▸ **Task directions**: Make an exact copy of the listing below.

(Source records)
* * * * * * * * *
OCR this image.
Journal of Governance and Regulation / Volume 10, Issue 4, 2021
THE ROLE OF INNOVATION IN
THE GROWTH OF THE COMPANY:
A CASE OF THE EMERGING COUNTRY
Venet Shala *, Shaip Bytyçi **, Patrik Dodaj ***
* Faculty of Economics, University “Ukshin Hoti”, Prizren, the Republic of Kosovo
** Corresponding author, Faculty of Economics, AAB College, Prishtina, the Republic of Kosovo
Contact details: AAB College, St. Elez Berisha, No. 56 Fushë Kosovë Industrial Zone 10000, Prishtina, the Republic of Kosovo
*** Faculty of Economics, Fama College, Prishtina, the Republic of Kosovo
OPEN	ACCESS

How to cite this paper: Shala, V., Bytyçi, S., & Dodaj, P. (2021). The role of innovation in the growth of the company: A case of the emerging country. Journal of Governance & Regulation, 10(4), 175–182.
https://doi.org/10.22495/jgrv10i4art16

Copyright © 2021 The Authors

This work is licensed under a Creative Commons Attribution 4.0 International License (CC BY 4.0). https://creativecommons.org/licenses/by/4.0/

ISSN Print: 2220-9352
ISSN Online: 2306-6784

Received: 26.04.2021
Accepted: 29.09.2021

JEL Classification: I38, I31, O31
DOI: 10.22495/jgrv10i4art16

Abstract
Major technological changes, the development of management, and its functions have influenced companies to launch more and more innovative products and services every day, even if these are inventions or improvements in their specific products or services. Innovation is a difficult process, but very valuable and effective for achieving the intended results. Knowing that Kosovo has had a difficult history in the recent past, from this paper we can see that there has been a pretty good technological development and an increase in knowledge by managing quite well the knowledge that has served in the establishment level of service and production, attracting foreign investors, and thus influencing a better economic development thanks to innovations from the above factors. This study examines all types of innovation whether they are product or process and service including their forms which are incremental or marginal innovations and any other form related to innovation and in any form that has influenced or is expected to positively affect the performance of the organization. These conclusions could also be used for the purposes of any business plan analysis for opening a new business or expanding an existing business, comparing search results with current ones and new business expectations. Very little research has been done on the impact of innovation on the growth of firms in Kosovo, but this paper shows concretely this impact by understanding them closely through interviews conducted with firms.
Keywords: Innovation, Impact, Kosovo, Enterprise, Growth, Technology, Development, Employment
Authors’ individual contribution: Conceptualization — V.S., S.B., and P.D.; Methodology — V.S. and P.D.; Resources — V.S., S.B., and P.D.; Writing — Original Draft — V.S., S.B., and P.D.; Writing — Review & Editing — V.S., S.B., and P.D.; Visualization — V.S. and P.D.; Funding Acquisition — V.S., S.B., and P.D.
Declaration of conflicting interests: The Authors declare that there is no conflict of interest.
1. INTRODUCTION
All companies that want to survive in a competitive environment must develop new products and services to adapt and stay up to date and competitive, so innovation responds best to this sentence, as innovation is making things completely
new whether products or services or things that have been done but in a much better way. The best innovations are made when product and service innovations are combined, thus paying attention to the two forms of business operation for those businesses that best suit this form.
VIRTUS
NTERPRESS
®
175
* * * * * * * * *
▸ **Output of the exercise**:
OCR this image.
Journal of Governance and Regulation / Volume 10, Issue 4, 2021
THE ROLE OF INNOVATION IN
THE GROWTH OF THE COMPANY:
A CASE OF THE EMERGING COUNTRY
Venet Shala *, Shaip Bytyçi **, Patrik Dodaj ***
* Faculty of Economics, University “Ukshin Hoti”, Prizren, the Republic of Kosovo
** Corresponding author, Faculty of Economics, AAB College, Prishtina, the Republic of Kosovo
Contact details: AAB College, St. Elez Berisha, No. 56 Fushë Kosovë Industrial Zone 10000, Prishtina, the Republic of Kosovo
*** Faculty of Economics, Fama College, Prishtina, the Republic of Kosovo
OPEN	ACCESS

How to cite this paper: Shala, V., Bytyçi, S., & Dodaj, P. (2021). The role of innovation in the growth of the company: A case of the emerging country. Journal of Governance & Regulation, 10(4), 175–182.
https://doi.org/10.22495/jgrv10i4art16

Copyright © 2021 The Authors

This work is licensed under a Creative Commons Attribution 4.0 International License (CC BY 4.0). https://creativecommons.org/licenses/by/4.0/

ISSN Print: 2220-9352
ISSN Online: 2306-6784

Received: 26.04.2021
Accepted: 29.09.2021

JEL Classification: I38, I31, O31
DOI: 10.22495/jgrv10i4art16

Abstract
Major technological changes, the development of management, and its functions have influenced companies to launch more and more innovative products and services every day, even if these are inventions or improvements in their specific products or services. Innovation is a difficult process, but very valuable and effective for achieving the intended results. Knowing that Kosovo has had a difficult history in the recent past, from this paper we can see that there has been a pretty good technological development and an increase in knowledge by managing quite well the knowledge that has served in the establishment level of service and production, attracting foreign investors, and thus influencing a better economic development thanks to innovations from the above factors. This study examines all types of innovation whether they are product or process and service including their forms which are incremental or marginal innovations and any other form related to innovation and in any form that has influenced or is expected to positively affect the performance of the organization. These conclusions could also be used for the purposes of any business plan analysis for opening a new business or expanding an existing business, comparing search results with current ones and new business expectations. Very little research has been done on the impact of innovation on the growth of firms in Kosovo, but this paper shows concretely this impact by understanding them closely through interviews conducted with firms.
Keywords: Innovation, Impact, Kosovo, Enterprise, Growth, Technology, Development, Employment
Authors’ individual contribution: Conceptualization — V.S., S.B., and P.D.; Methodology — V.S. and P.D.; Resources — V.S., S.B., and P.D.; Writing — Original Draft — V.S., S.B., and P.D.; Writing — Review & Editing — V.S., S.B., and P.D.; Visualization — V.S. and P.D.; Funding Acquisition — V.S., S.B., and P.D.
Declaration of conflicting interests: The Authors declare that there is no conflict of interest.
1. INTRODUCTION
All companies that want to survive in a competitive environment must develop new products and services to adapt and stay up to date and competitive, so innovation responds best to this sentence, as innovation is making things completely
new whether products or services or things that have been done but in a much better way. The best innovations are made when product and service innovations are combined, thus paying attention to the two forms of business operation for those businesses that best suit this form.
VIRTUS
NTERPRESS
®
175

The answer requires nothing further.